(Layout element entries)
■ ■ ■ ■ ■ ■ ■

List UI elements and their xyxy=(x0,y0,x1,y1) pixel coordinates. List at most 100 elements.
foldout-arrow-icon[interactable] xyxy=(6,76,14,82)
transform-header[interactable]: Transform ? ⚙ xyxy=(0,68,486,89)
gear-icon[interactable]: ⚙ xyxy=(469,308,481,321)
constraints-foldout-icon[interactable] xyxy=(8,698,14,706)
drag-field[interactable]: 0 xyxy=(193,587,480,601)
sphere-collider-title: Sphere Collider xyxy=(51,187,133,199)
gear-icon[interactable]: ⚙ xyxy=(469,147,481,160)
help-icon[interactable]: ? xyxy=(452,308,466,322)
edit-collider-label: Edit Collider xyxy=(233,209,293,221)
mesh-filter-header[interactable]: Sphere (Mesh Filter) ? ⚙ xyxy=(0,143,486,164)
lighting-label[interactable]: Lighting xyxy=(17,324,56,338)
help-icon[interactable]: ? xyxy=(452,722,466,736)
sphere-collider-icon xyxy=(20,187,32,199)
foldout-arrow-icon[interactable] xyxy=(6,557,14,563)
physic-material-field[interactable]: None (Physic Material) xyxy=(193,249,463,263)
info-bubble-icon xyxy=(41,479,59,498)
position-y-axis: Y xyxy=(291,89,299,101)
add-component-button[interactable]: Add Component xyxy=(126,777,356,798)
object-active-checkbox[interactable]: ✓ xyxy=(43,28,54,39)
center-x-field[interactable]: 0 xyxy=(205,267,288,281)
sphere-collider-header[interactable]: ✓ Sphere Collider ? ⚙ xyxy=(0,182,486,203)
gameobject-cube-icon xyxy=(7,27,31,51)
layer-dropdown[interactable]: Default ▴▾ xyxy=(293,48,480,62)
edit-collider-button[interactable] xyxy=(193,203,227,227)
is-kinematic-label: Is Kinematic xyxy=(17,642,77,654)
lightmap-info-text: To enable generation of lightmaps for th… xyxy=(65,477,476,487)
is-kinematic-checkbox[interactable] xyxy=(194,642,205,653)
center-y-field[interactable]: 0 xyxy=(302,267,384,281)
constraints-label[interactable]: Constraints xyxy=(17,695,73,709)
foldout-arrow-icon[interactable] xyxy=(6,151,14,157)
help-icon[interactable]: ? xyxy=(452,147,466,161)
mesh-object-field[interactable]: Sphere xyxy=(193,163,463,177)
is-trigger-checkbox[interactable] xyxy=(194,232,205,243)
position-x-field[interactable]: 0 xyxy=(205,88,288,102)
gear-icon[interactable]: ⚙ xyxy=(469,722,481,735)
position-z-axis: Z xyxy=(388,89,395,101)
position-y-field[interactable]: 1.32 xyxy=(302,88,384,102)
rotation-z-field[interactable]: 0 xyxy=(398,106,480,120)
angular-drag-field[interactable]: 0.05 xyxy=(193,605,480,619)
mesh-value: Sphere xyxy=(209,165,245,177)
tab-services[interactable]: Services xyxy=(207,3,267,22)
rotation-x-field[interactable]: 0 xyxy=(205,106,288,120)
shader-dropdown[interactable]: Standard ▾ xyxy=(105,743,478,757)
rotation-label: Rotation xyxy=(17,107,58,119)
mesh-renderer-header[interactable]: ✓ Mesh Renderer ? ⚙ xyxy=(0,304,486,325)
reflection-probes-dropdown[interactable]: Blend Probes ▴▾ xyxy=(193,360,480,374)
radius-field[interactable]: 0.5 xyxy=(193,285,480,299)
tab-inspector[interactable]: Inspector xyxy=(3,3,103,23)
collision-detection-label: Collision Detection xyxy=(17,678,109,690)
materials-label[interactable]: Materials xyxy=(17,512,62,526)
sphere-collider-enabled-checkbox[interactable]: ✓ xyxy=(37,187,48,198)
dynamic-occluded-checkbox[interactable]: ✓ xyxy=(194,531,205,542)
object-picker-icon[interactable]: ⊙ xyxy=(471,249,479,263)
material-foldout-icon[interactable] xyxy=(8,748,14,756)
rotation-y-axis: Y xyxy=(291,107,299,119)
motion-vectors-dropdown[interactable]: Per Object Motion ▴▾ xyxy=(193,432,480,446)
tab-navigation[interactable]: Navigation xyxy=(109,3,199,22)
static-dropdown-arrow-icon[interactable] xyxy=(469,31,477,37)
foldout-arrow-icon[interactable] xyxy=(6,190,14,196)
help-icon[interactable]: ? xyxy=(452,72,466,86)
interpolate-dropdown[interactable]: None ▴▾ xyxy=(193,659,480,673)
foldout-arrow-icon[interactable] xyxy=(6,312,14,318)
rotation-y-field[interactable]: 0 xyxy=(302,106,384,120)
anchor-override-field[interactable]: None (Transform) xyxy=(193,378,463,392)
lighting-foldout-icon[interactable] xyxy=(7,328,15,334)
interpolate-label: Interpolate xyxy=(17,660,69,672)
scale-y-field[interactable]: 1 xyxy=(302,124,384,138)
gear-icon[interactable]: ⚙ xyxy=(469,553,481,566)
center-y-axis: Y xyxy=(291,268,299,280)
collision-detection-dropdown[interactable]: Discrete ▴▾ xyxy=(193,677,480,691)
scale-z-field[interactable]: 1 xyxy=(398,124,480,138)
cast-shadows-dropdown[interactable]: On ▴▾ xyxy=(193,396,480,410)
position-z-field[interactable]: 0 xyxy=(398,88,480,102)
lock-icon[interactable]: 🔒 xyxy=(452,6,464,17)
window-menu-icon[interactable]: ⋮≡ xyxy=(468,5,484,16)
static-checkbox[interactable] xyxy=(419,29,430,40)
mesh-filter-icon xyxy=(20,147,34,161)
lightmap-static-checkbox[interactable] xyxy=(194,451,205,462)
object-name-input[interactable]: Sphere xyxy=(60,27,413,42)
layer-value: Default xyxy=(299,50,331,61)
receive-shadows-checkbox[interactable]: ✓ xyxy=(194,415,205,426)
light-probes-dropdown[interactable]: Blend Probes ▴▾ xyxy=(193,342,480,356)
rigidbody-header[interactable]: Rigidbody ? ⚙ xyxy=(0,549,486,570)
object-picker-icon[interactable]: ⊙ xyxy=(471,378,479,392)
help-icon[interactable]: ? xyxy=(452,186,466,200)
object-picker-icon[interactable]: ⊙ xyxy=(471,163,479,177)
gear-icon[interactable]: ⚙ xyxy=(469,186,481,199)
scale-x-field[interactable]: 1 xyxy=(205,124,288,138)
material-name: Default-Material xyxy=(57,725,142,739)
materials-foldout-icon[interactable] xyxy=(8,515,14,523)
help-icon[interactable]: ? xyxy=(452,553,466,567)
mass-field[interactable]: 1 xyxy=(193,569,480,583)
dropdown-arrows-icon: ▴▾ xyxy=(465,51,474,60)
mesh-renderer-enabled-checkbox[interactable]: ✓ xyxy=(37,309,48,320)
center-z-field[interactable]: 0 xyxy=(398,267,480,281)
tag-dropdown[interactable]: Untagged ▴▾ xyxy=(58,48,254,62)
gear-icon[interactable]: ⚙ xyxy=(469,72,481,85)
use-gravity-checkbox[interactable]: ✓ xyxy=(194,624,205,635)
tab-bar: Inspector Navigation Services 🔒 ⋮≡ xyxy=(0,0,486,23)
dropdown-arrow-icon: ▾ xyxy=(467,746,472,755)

■ ■ ■ ■ ■ ■ ■

Write out the records word for word, from the first line up to and including the line that contains "lightmap-info-text: To enable".

List UI elements and their xyxy=(x0,y0,x1,y1) pixel coordinates. List at most 100 elements.
foldout-arrow-icon[interactable] xyxy=(6,76,14,82)
transform-header[interactable]: Transform ? ⚙ xyxy=(0,68,486,89)
gear-icon[interactable]: ⚙ xyxy=(469,308,481,321)
constraints-foldout-icon[interactable] xyxy=(8,698,14,706)
drag-field[interactable]: 0 xyxy=(193,587,480,601)
sphere-collider-title: Sphere Collider xyxy=(51,187,133,199)
gear-icon[interactable]: ⚙ xyxy=(469,147,481,160)
help-icon[interactable]: ? xyxy=(452,308,466,322)
edit-collider-label: Edit Collider xyxy=(233,209,293,221)
mesh-filter-header[interactable]: Sphere (Mesh Filter) ? ⚙ xyxy=(0,143,486,164)
lighting-label[interactable]: Lighting xyxy=(17,324,56,338)
help-icon[interactable]: ? xyxy=(452,722,466,736)
sphere-collider-icon xyxy=(20,187,32,199)
foldout-arrow-icon[interactable] xyxy=(6,557,14,563)
physic-material-field[interactable]: None (Physic Material) xyxy=(193,249,463,263)
info-bubble-icon xyxy=(41,479,59,498)
position-y-axis: Y xyxy=(291,89,299,101)
add-component-button[interactable]: Add Component xyxy=(126,777,356,798)
object-active-checkbox[interactable]: ✓ xyxy=(43,28,54,39)
center-x-field[interactable]: 0 xyxy=(205,267,288,281)
sphere-collider-header[interactable]: ✓ Sphere Collider ? ⚙ xyxy=(0,182,486,203)
gameobject-cube-icon xyxy=(7,27,31,51)
layer-dropdown[interactable]: Default ▴▾ xyxy=(293,48,480,62)
edit-collider-button[interactable] xyxy=(193,203,227,227)
is-kinematic-label: Is Kinematic xyxy=(17,642,77,654)
lightmap-info-text: To enable generation of lightmaps for th… xyxy=(65,477,476,487)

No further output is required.